* START *
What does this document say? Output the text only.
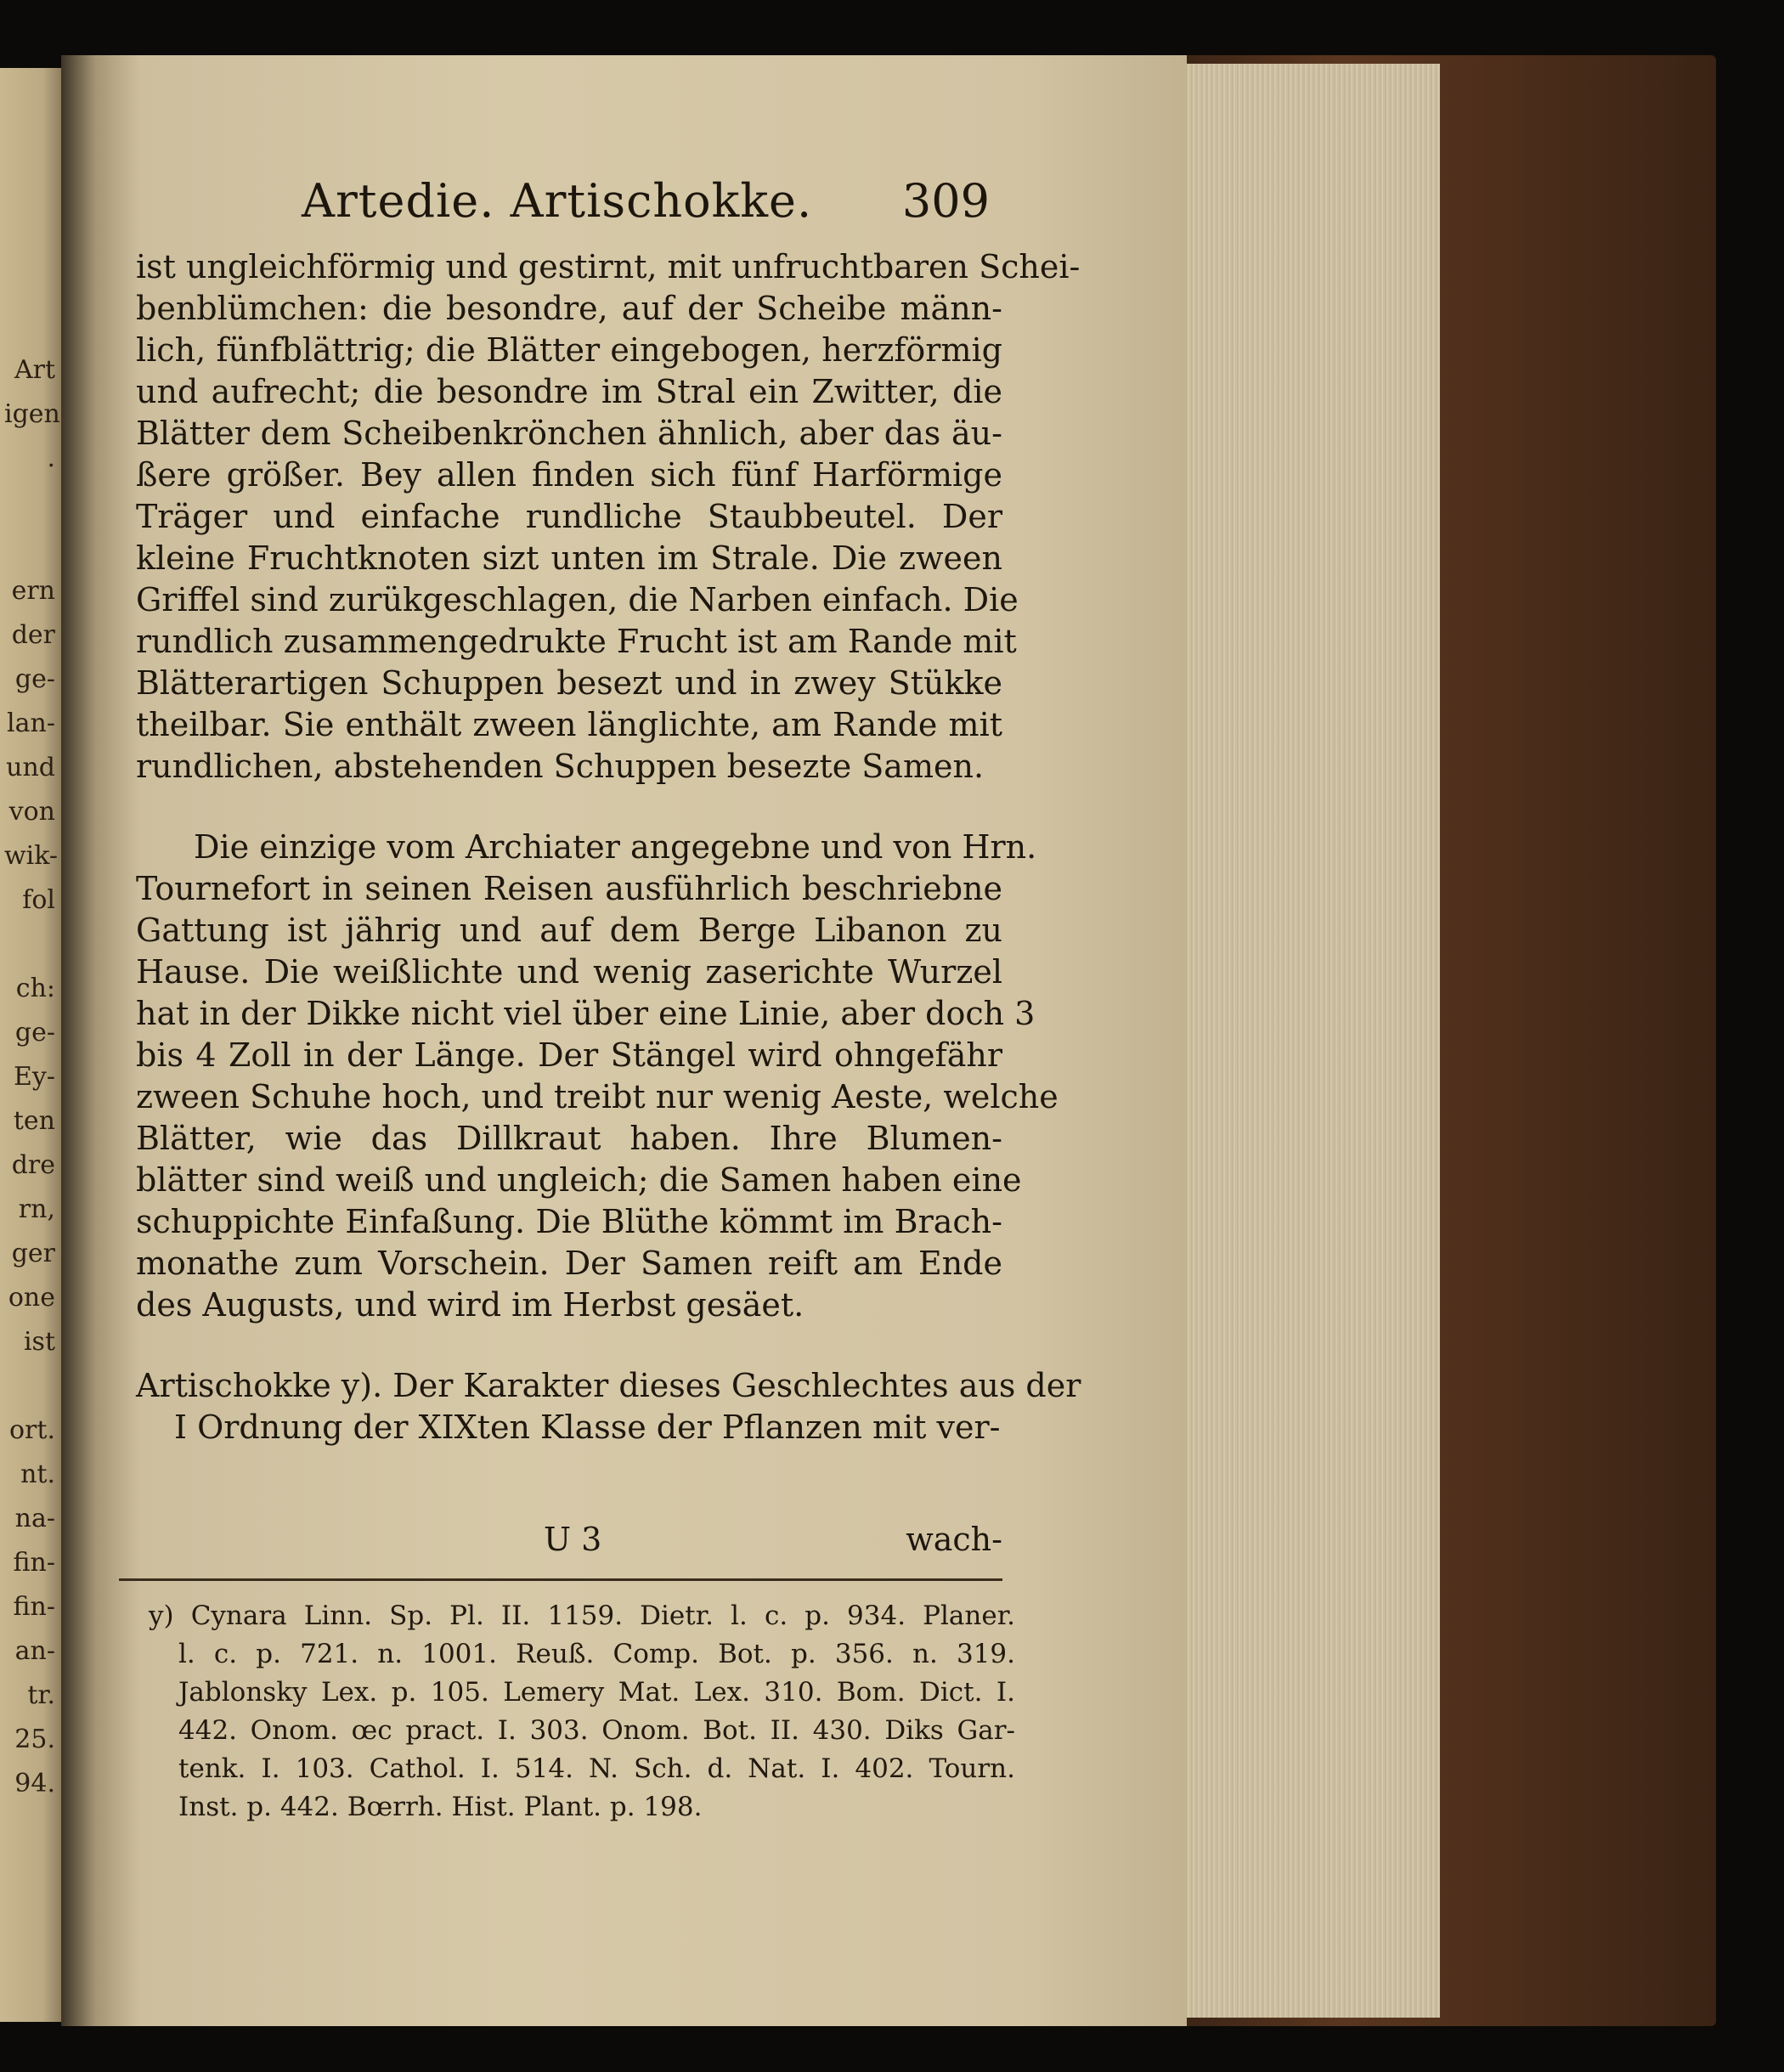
Art
igen
.

ern
der
ge-
lan-
und
von
wik-
fol

ch:
ge-
Ey-
ten
dre
rn,
ger
one
ist

ort.
nt.
na-
fin-
fin-
an-
tr.
25.
94.
Artedie. Artischokke. 309
ist ungleichförmig und gestirnt, mit unfruchtbaren Schei-
benblümchen: die besondre, auf der Scheibe männ-
lich, fünfblättrig; die Blätter eingebogen, herzförmig
und aufrecht; die besondre im Stral ein Zwitter, die
Blätter dem Scheibenkrönchen ähnlich, aber das äu-
ßere größer. Bey allen finden sich fünf Harförmige
Träger und einfache rundliche Staubbeutel. Der
kleine Fruchtknoten sizt unten im Strale. Die zween
Griffel sind zurükgeschlagen, die Narben einfach. Die
rundlich zusammengedrukte Frucht ist am Rande mit
Blätterartigen Schuppen besezt und in zwey Stükke
theilbar. Sie enthält zween länglichte, am Rande mit
rundlichen, abstehenden Schuppen besezte Samen.
Die einzige vom Archiater angegebne und von Hrn.
Tournefort in seinen Reisen ausführlich beschriebne
Gattung ist jährig und auf dem Berge Libanon zu
Hause. Die weißlichte und wenig zaserichte Wurzel
hat in der Dikke nicht viel über eine Linie, aber doch 3
bis 4 Zoll in der Länge. Der Stängel wird ohngefähr
zween Schuhe hoch, und treibt nur wenig Aeste, welche
Blätter, wie das Dillkraut haben. Ihre Blumen-
blätter sind weiß und ungleich; die Samen haben eine
schuppichte Einfaßung. Die Blüthe kömmt im Brach-
monathe zum Vorschein. Der Samen reift am Ende
des Augusts, und wird im Herbst gesäet.
Artischokke y). Der Karakter dieses Geschlechtes aus der
I Ordnung der XIXten Klasse der Pflanzen mit ver-
U 3	wach-
y) Cynara Linn. Sp. Pl. II. 1159. Dietr. l. c. p. 934. Planer.
l. c. p. 721. n. 1001. Reuß. Comp. Bot. p. 356. n. 319.
Jablonsky Lex. p. 105. Lemery Mat. Lex. 310. Bom. Dict. I.
442. Onom. œc pract. I. 303. Onom. Bot. II. 430. Diks Gar-
tenk. I. 103. Cathol. I. 514. N. Sch. d. Nat. I. 402. Tourn.
Inst. p. 442. Bœrrh. Hist. Plant. p. 198.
* END *
The exercise |
Search the material above for "Schuppen". Pull out each line where it shows up.

Answer to the task |
Blätterartigen Schuppen besezt und in zwey Stükke
rundlichen, abstehenden Schuppen besezte Samen.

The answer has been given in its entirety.